## [The request]
Write out exactly the lines running from the one that contains "Parse this chart: output" through the end of the material.

◆ ◆ ◆ ◆

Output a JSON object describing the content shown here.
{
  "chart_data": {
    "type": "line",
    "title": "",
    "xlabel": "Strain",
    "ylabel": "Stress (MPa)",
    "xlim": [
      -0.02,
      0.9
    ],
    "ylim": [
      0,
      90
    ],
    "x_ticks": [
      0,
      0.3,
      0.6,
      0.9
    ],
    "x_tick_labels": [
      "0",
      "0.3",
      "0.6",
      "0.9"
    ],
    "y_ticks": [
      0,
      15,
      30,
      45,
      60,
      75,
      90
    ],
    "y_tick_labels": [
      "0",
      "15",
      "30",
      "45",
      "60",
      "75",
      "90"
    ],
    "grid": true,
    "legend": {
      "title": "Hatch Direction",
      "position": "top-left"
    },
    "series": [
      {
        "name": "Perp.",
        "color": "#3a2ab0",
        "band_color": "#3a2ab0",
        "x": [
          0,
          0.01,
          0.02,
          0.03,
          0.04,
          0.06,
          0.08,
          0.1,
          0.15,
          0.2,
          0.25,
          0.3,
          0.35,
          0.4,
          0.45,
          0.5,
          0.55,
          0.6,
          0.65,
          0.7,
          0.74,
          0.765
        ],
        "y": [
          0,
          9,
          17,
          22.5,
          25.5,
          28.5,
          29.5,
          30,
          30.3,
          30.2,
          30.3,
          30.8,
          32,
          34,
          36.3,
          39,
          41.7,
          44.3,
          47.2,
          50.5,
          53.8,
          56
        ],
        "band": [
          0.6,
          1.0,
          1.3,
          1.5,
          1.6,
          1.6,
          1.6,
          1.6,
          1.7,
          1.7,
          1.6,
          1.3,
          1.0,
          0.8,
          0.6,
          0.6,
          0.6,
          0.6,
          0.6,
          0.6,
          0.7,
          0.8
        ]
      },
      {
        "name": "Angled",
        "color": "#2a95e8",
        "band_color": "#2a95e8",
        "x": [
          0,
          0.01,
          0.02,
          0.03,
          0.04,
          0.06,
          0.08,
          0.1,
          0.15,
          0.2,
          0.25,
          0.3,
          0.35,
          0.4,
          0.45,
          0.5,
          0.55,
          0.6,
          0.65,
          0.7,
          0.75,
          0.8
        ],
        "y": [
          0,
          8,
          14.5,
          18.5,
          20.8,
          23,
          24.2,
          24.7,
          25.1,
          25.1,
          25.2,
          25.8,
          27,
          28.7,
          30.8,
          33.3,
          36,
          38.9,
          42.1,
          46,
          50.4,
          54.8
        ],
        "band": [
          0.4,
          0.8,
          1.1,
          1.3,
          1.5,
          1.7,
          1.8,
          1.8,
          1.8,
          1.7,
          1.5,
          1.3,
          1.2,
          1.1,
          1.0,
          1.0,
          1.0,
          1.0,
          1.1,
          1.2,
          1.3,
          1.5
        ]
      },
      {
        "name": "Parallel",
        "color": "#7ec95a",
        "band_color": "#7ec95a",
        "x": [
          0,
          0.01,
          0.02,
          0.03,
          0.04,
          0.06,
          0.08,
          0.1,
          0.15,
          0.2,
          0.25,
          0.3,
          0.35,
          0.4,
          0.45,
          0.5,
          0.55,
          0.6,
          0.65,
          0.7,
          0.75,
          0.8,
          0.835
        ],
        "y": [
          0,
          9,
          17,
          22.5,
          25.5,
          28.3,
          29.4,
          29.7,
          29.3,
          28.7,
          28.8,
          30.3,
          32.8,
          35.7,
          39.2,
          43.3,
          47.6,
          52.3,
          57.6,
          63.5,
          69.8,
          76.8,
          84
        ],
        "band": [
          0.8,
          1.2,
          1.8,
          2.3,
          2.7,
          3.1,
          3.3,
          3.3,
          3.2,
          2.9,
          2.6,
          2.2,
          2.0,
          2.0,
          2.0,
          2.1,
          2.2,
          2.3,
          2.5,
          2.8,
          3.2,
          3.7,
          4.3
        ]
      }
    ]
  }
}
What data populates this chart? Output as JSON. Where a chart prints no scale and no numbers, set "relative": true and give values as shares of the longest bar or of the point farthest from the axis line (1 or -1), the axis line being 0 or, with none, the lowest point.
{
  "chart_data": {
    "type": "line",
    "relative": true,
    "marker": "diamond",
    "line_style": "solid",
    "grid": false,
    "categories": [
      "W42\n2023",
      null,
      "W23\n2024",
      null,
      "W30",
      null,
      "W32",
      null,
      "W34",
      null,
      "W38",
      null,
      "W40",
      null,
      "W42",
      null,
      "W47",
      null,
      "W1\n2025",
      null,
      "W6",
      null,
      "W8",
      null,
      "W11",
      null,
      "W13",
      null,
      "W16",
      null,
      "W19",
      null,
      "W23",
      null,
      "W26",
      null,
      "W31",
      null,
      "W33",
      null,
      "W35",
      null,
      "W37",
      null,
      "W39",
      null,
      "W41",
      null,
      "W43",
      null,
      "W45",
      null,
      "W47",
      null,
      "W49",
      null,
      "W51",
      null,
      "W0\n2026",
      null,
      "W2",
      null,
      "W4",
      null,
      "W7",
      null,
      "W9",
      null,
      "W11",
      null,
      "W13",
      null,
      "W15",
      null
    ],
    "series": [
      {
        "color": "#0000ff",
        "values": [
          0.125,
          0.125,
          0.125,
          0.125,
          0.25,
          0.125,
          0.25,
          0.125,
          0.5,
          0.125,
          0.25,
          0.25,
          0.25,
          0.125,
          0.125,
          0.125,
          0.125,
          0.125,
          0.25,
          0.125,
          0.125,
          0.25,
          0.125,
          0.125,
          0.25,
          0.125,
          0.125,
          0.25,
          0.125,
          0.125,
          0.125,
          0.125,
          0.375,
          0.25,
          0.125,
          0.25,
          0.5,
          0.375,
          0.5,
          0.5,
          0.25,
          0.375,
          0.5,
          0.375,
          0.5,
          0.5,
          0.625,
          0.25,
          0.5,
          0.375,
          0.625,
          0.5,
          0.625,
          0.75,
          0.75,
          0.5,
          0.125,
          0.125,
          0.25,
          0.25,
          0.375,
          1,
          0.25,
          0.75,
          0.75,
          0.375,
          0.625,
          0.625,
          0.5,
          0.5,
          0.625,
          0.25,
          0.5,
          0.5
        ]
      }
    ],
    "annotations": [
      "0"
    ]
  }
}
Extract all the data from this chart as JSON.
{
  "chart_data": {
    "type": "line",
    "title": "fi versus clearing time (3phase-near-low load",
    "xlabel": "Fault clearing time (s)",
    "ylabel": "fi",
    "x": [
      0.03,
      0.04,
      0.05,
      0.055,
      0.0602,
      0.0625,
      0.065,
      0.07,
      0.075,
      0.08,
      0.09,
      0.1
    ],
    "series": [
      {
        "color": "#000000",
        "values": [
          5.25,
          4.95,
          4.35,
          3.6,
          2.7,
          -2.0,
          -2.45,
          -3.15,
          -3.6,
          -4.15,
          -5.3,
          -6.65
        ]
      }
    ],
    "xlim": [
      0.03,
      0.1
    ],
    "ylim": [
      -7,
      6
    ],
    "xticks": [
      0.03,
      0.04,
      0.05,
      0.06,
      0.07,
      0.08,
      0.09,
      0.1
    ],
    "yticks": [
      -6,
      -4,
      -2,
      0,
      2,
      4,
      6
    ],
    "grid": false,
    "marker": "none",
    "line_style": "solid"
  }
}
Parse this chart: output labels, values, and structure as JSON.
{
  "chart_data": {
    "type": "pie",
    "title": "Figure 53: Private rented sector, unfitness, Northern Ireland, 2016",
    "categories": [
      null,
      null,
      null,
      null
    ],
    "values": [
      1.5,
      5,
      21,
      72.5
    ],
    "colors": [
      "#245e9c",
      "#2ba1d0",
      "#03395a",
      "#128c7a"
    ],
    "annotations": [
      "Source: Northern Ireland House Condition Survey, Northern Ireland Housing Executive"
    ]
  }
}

◆ ◆ ◆ ◆

## [Reply]
Parse this chart: output labels, values, and structure as JSON.
{
  "chart_data": {
    "type": "pie",
    "title": "Figure 53: Private rented sector, unfitness, Northern Ireland, 2016",
    "categories": [
      null,
      null,
      null,
      null
    ],
    "values": [
      1.5,
      5,
      21,
      72.5
    ],
    "colors": [
      "#245e9c",
      "#2ba1d0",
      "#03395a",
      "#128c7a"
    ],
    "annotations": [
      "Source: Northern Ireland House Condition Survey, Northern Ireland Housing Executive"
    ]
  }
}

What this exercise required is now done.